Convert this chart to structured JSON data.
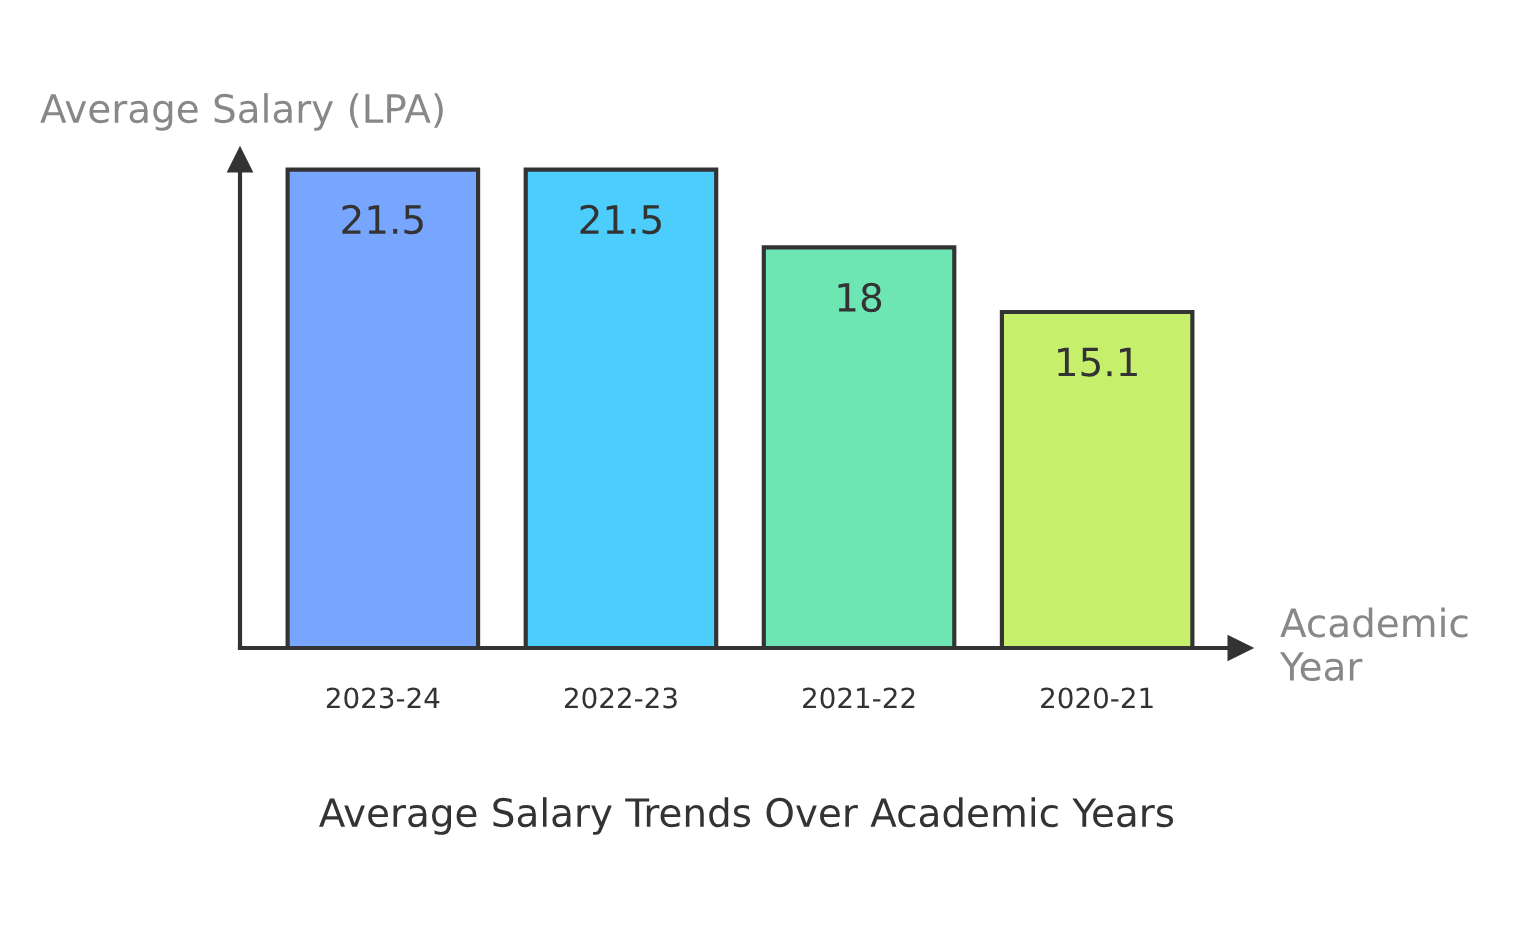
{
  "chart_data": {
    "type": "bar",
    "title": "Average Salary Trends Over Academic Years",
    "xlabel": "Academic\nYear",
    "ylabel": "Average Salary (LPA)",
    "categories": [
      "2023-24",
      "2022-23",
      "2021-22",
      "2020-21"
    ],
    "values": [
      21.5,
      21.5,
      18,
      15.1
    ],
    "colors": [
      "#78a6ff",
      "#4ccdfc",
      "#6ee6b4",
      "#c6ef6c"
    ],
    "data_labels": true,
    "grid": false,
    "legend": false
  }
}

============================================================

* **WHAT TO DO**: Search the preceding listing for the word "Average" and pull out every line that holds it.

* **TASK ANSWER**:
    "title": "Average Salary Trends Over Academic Years",
    "ylabel": "Average Salary (LPA)",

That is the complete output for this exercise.